— START —

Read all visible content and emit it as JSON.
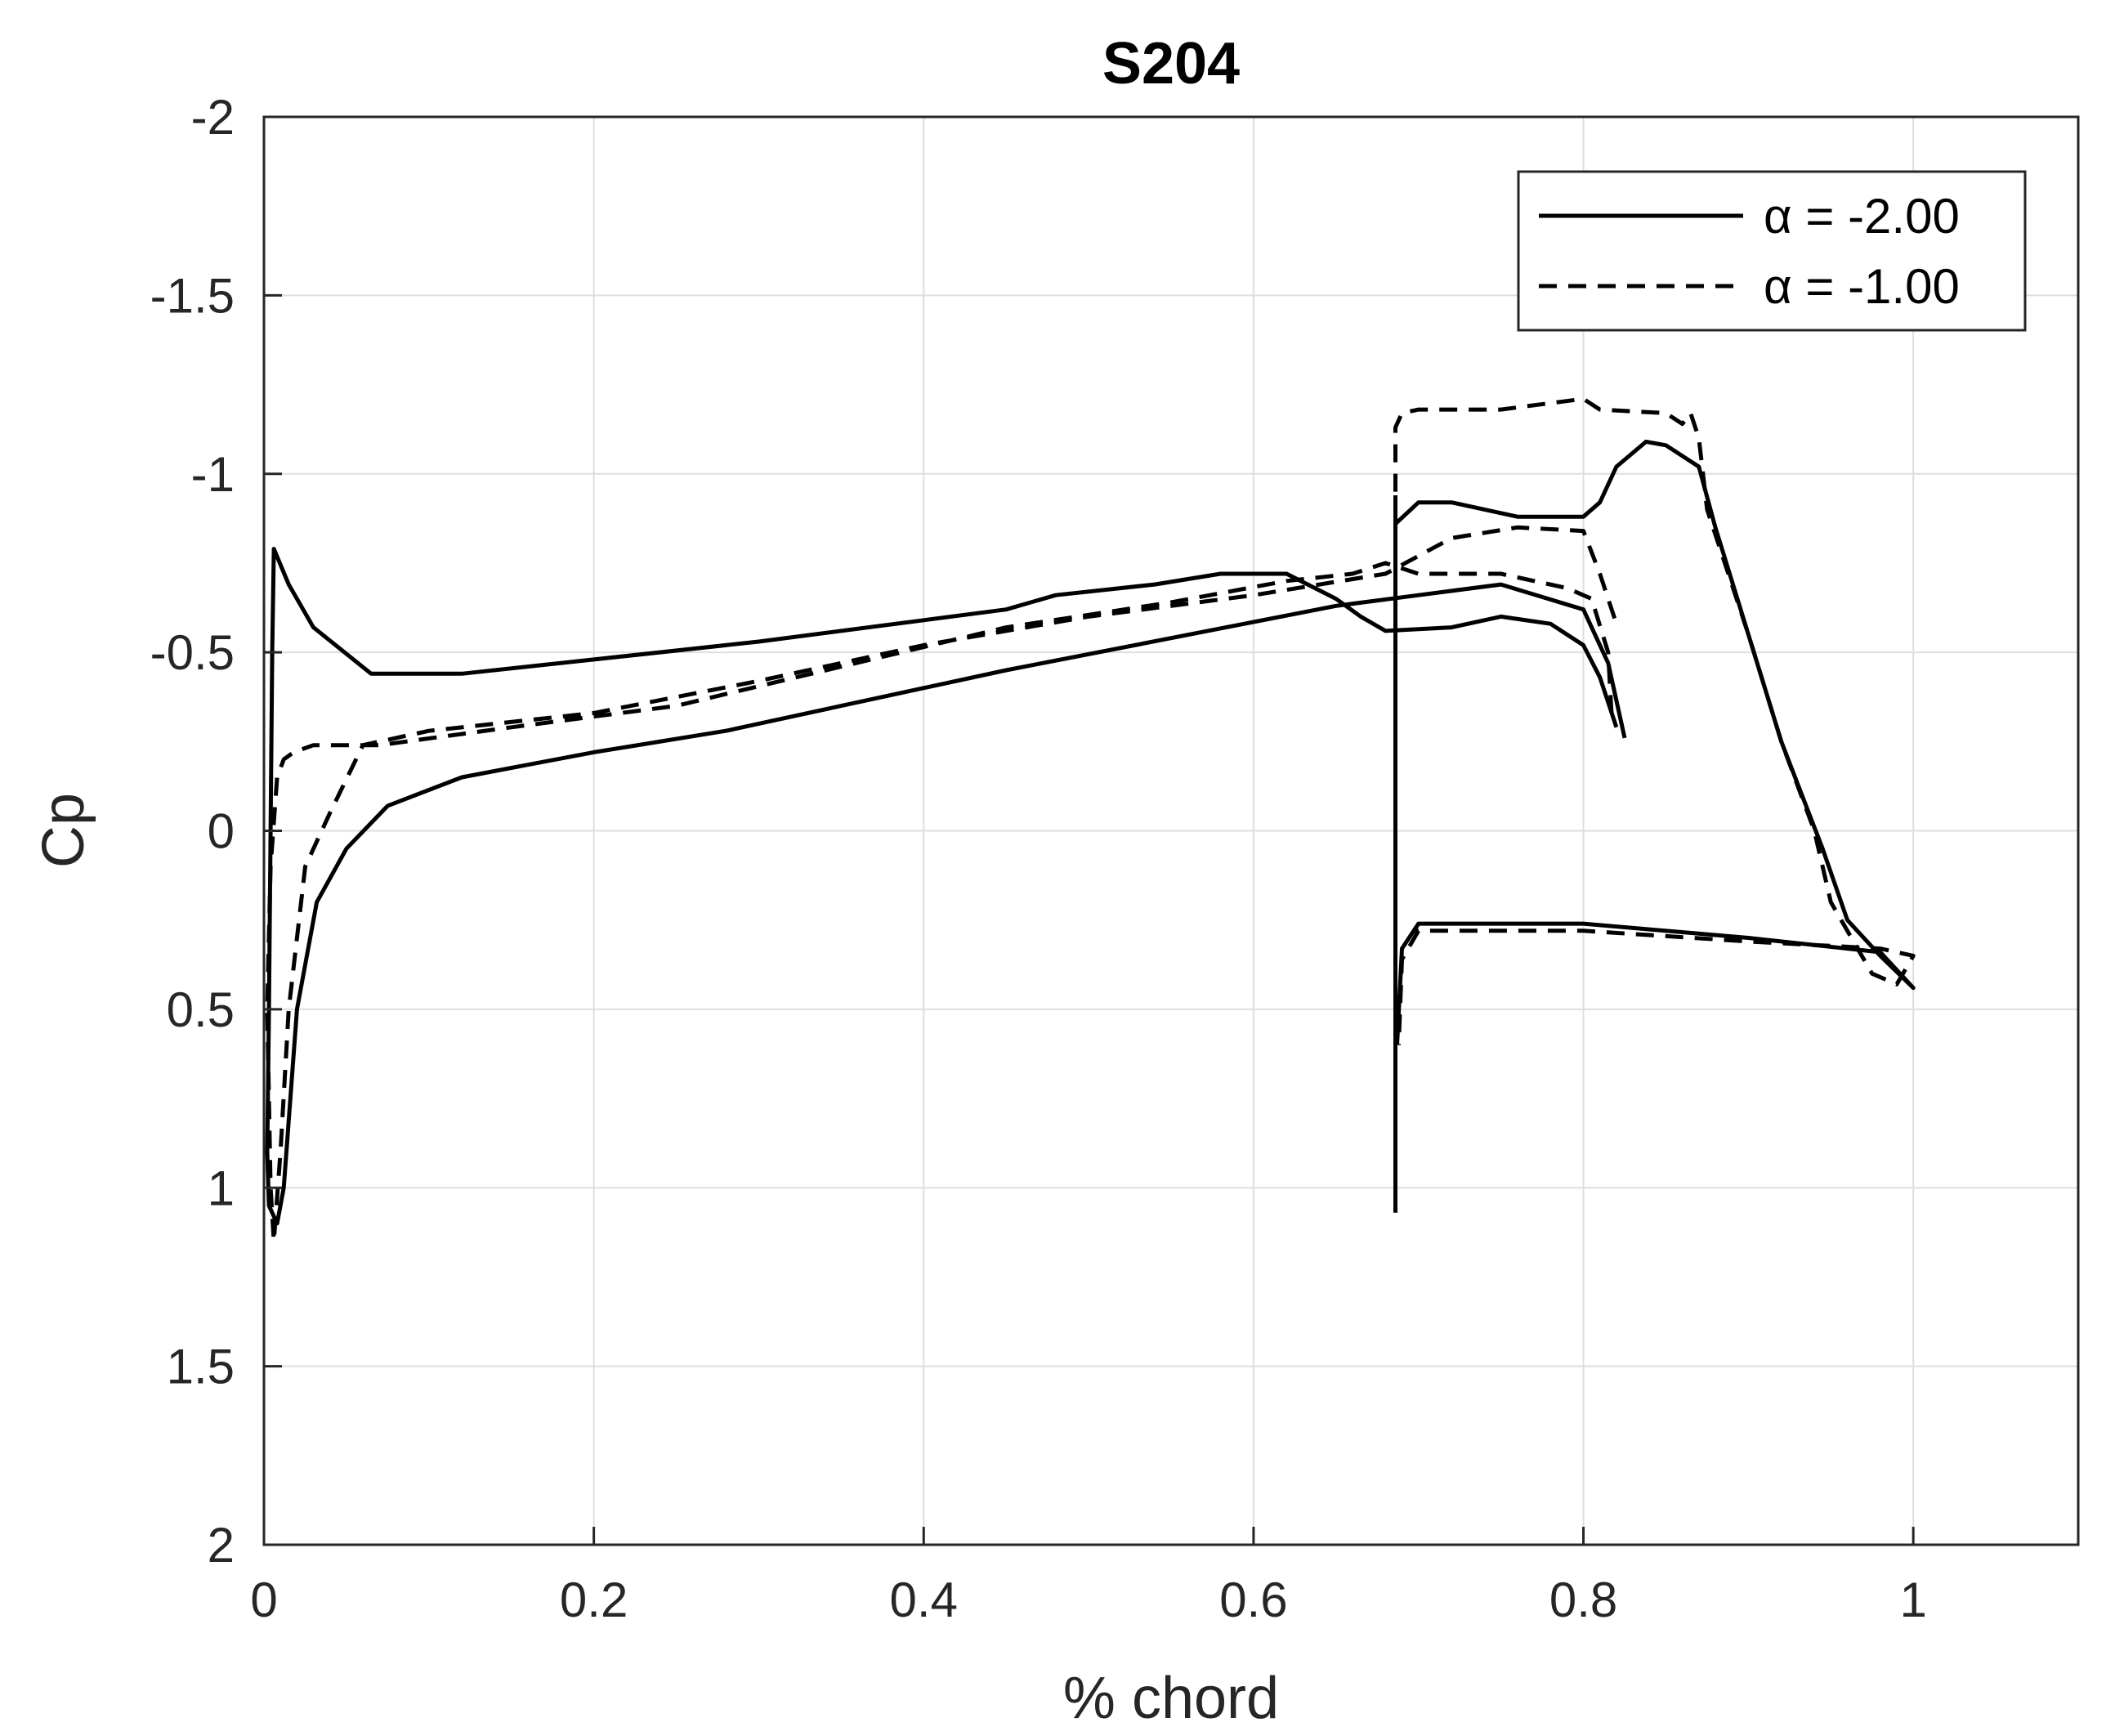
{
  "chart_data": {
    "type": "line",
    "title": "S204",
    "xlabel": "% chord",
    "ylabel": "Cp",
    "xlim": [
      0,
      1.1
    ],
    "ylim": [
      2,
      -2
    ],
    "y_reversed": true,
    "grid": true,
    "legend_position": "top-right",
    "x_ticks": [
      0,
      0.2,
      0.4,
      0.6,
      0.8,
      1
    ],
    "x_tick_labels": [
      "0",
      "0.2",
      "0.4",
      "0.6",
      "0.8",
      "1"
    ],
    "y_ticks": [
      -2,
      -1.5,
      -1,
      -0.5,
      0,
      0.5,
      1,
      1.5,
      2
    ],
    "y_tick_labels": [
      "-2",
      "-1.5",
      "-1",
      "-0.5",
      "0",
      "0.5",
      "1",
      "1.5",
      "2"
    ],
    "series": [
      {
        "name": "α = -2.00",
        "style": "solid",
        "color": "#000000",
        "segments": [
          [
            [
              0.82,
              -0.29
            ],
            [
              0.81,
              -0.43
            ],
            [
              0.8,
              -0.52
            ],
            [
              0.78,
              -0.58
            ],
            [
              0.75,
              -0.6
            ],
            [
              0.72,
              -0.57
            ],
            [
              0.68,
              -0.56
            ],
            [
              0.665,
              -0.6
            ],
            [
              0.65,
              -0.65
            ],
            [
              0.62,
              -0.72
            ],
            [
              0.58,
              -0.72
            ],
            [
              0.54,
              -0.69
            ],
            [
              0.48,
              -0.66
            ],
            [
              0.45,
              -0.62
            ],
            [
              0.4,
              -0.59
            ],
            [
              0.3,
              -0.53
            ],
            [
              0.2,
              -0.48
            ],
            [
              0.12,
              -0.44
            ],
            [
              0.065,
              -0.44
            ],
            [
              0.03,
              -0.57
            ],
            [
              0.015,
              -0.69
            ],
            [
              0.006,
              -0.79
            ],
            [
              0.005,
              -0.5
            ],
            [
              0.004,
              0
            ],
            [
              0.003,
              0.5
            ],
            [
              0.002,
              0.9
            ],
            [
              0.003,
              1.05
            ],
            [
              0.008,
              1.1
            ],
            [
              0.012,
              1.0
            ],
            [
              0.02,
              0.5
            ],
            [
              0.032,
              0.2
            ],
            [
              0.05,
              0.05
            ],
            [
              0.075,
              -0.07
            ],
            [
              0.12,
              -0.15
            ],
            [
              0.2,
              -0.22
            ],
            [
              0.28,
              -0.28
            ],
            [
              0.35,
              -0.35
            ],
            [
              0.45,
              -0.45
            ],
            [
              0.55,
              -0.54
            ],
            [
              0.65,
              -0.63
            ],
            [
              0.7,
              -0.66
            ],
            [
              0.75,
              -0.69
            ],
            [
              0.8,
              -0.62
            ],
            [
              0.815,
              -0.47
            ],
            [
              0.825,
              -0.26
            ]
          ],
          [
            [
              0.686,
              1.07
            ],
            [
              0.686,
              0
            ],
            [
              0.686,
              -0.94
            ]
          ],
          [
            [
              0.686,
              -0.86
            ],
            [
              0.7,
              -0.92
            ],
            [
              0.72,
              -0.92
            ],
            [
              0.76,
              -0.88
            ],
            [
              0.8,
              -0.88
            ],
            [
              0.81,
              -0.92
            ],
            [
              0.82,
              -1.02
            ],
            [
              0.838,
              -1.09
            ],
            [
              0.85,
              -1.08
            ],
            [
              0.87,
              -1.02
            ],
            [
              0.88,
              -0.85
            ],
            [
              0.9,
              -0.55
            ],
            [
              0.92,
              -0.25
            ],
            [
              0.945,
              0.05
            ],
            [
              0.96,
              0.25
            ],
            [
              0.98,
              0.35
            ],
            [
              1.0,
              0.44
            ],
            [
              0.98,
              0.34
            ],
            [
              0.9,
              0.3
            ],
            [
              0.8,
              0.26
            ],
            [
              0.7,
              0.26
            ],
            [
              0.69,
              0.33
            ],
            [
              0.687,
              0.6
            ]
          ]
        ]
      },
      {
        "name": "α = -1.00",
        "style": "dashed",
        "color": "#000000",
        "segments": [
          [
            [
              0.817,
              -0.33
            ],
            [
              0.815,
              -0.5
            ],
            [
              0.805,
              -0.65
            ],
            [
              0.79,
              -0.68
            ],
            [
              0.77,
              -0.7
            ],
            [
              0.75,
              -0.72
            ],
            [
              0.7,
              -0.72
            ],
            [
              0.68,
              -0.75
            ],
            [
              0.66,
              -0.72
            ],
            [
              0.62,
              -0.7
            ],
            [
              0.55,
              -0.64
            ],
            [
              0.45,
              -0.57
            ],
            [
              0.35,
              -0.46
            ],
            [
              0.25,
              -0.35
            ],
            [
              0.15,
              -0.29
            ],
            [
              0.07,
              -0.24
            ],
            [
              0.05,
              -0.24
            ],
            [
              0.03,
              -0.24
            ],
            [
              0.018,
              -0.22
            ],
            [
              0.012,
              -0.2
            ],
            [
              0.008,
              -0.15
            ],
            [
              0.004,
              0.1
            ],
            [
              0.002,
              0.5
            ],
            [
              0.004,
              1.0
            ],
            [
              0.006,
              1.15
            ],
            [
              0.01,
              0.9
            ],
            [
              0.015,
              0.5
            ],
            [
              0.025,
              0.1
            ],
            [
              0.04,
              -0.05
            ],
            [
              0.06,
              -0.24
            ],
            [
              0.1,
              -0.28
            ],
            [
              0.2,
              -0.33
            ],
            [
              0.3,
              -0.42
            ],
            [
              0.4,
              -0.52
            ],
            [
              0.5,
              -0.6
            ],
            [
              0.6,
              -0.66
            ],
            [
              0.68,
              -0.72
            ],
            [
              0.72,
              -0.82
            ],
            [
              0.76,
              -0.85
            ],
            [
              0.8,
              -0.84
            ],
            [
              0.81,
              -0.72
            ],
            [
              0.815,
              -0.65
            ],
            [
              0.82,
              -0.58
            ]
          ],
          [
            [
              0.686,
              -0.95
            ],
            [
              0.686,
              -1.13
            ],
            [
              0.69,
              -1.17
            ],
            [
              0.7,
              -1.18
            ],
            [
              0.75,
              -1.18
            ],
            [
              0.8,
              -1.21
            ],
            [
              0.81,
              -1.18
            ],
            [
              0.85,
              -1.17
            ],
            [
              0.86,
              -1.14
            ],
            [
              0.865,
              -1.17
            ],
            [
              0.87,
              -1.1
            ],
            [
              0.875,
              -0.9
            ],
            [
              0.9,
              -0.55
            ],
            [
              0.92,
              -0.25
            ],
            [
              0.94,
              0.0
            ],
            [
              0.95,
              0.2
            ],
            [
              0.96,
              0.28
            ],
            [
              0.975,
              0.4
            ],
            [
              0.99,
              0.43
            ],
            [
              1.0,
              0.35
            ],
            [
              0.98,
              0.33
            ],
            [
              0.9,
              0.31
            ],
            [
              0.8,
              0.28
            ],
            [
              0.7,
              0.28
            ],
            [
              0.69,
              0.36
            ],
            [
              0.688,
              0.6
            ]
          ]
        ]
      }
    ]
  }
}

— END —

### Task goal
Reproduce all of the material above word for word. Omit the pictures.

### Exercise result
Read all visible content and emit it as JSON.
{
  "chart_data": {
    "type": "line",
    "title": "S204",
    "xlabel": "% chord",
    "ylabel": "Cp",
    "xlim": [
      0,
      1.1
    ],
    "ylim": [
      2,
      -2
    ],
    "y_reversed": true,
    "grid": true,
    "legend_position": "top-right",
    "x_ticks": [
      0,
      0.2,
      0.4,
      0.6,
      0.8,
      1
    ],
    "x_tick_labels": [
      "0",
      "0.2",
      "0.4",
      "0.6",
      "0.8",
      "1"
    ],
    "y_ticks": [
      -2,
      -1.5,
      -1,
      -0.5,
      0,
      0.5,
      1,
      1.5,
      2
    ],
    "y_tick_labels": [
      "-2",
      "-1.5",
      "-1",
      "-0.5",
      "0",
      "0.5",
      "1",
      "1.5",
      "2"
    ],
    "series": [
      {
        "name": "α = -2.00",
        "style": "solid",
        "color": "#000000",
        "segments": [
          [
            [
              0.82,
              -0.29
            ],
            [
              0.81,
              -0.43
            ],
            [
              0.8,
              -0.52
            ],
            [
              0.78,
              -0.58
            ],
            [
              0.75,
              -0.6
            ],
            [
              0.72,
              -0.57
            ],
            [
              0.68,
              -0.56
            ],
            [
              0.665,
              -0.6
            ],
            [
              0.65,
              -0.65
            ],
            [
              0.62,
              -0.72
            ],
            [
              0.58,
              -0.72
            ],
            [
              0.54,
              -0.69
            ],
            [
              0.48,
              -0.66
            ],
            [
              0.45,
              -0.62
            ],
            [
              0.4,
              -0.59
            ],
            [
              0.3,
              -0.53
            ],
            [
              0.2,
              -0.48
            ],
            [
              0.12,
              -0.44
            ],
            [
              0.065,
              -0.44
            ],
            [
              0.03,
              -0.57
            ],
            [
              0.015,
              -0.69
            ],
            [
              0.006,
              -0.79
            ],
            [
              0.005,
              -0.5
            ],
            [
              0.004,
              0
            ],
            [
              0.003,
              0.5
            ],
            [
              0.002,
              0.9
            ],
            [
              0.003,
              1.05
            ],
            [
              0.008,
              1.1
            ],
            [
              0.012,
              1.0
            ],
            [
              0.02,
              0.5
            ],
            [
              0.032,
              0.2
            ],
            [
              0.05,
              0.05
            ],
            [
              0.075,
              -0.07
            ],
            [
              0.12,
              -0.15
            ],
            [
              0.2,
              -0.22
            ],
            [
              0.28,
              -0.28
            ],
            [
              0.35,
              -0.35
            ],
            [
              0.45,
              -0.45
            ],
            [
              0.55,
              -0.54
            ],
            [
              0.65,
              -0.63
            ],
            [
              0.7,
              -0.66
            ],
            [
              0.75,
              -0.69
            ],
            [
              0.8,
              -0.62
            ],
            [
              0.815,
              -0.47
            ],
            [
              0.825,
              -0.26
            ]
          ],
          [
            [
              0.686,
              1.07
            ],
            [
              0.686,
              0
            ],
            [
              0.686,
              -0.94
            ]
          ],
          [
            [
              0.686,
              -0.86
            ],
            [
              0.7,
              -0.92
            ],
            [
              0.72,
              -0.92
            ],
            [
              0.76,
              -0.88
            ],
            [
              0.8,
              -0.88
            ],
            [
              0.81,
              -0.92
            ],
            [
              0.82,
              -1.02
            ],
            [
              0.838,
              -1.09
            ],
            [
              0.85,
              -1.08
            ],
            [
              0.87,
              -1.02
            ],
            [
              0.88,
              -0.85
            ],
            [
              0.9,
              -0.55
            ],
            [
              0.92,
              -0.25
            ],
            [
              0.945,
              0.05
            ],
            [
              0.96,
              0.25
            ],
            [
              0.98,
              0.35
            ],
            [
              1.0,
              0.44
            ],
            [
              0.98,
              0.34
            ],
            [
              0.9,
              0.3
            ],
            [
              0.8,
              0.26
            ],
            [
              0.7,
              0.26
            ],
            [
              0.69,
              0.33
            ],
            [
              0.687,
              0.6
            ]
          ]
        ]
      },
      {
        "name": "α = -1.00",
        "style": "dashed",
        "color": "#000000",
        "segments": [
          [
            [
              0.817,
              -0.33
            ],
            [
              0.815,
              -0.5
            ],
            [
              0.805,
              -0.65
            ],
            [
              0.79,
              -0.68
            ],
            [
              0.77,
              -0.7
            ],
            [
              0.75,
              -0.72
            ],
            [
              0.7,
              -0.72
            ],
            [
              0.68,
              -0.75
            ],
            [
              0.66,
              -0.72
            ],
            [
              0.62,
              -0.7
            ],
            [
              0.55,
              -0.64
            ],
            [
              0.45,
              -0.57
            ],
            [
              0.35,
              -0.46
            ],
            [
              0.25,
              -0.35
            ],
            [
              0.15,
              -0.29
            ],
            [
              0.07,
              -0.24
            ],
            [
              0.05,
              -0.24
            ],
            [
              0.03,
              -0.24
            ],
            [
              0.018,
              -0.22
            ],
            [
              0.012,
              -0.2
            ],
            [
              0.008,
              -0.15
            ],
            [
              0.004,
              0.1
            ],
            [
              0.002,
              0.5
            ],
            [
              0.004,
              1.0
            ],
            [
              0.006,
              1.15
            ],
            [
              0.01,
              0.9
            ],
            [
              0.015,
              0.5
            ],
            [
              0.025,
              0.1
            ],
            [
              0.04,
              -0.05
            ],
            [
              0.06,
              -0.24
            ],
            [
              0.1,
              -0.28
            ],
            [
              0.2,
              -0.33
            ],
            [
              0.3,
              -0.42
            ],
            [
              0.4,
              -0.52
            ],
            [
              0.5,
              -0.6
            ],
            [
              0.6,
              -0.66
            ],
            [
              0.68,
              -0.72
            ],
            [
              0.72,
              -0.82
            ],
            [
              0.76,
              -0.85
            ],
            [
              0.8,
              -0.84
            ],
            [
              0.81,
              -0.72
            ],
            [
              0.815,
              -0.65
            ],
            [
              0.82,
              -0.58
            ]
          ],
          [
            [
              0.686,
              -0.95
            ],
            [
              0.686,
              -1.13
            ],
            [
              0.69,
              -1.17
            ],
            [
              0.7,
              -1.18
            ],
            [
              0.75,
              -1.18
            ],
            [
              0.8,
              -1.21
            ],
            [
              0.81,
              -1.18
            ],
            [
              0.85,
              -1.17
            ],
            [
              0.86,
              -1.14
            ],
            [
              0.865,
              -1.17
            ],
            [
              0.87,
              -1.1
            ],
            [
              0.875,
              -0.9
            ],
            [
              0.9,
              -0.55
            ],
            [
              0.92,
              -0.25
            ],
            [
              0.94,
              0.0
            ],
            [
              0.95,
              0.2
            ],
            [
              0.96,
              0.28
            ],
            [
              0.975,
              0.4
            ],
            [
              0.99,
              0.43
            ],
            [
              1.0,
              0.35
            ],
            [
              0.98,
              0.33
            ],
            [
              0.9,
              0.31
            ],
            [
              0.8,
              0.28
            ],
            [
              0.7,
              0.28
            ],
            [
              0.69,
              0.36
            ],
            [
              0.688,
              0.6
            ]
          ]
        ]
      }
    ]
  }
}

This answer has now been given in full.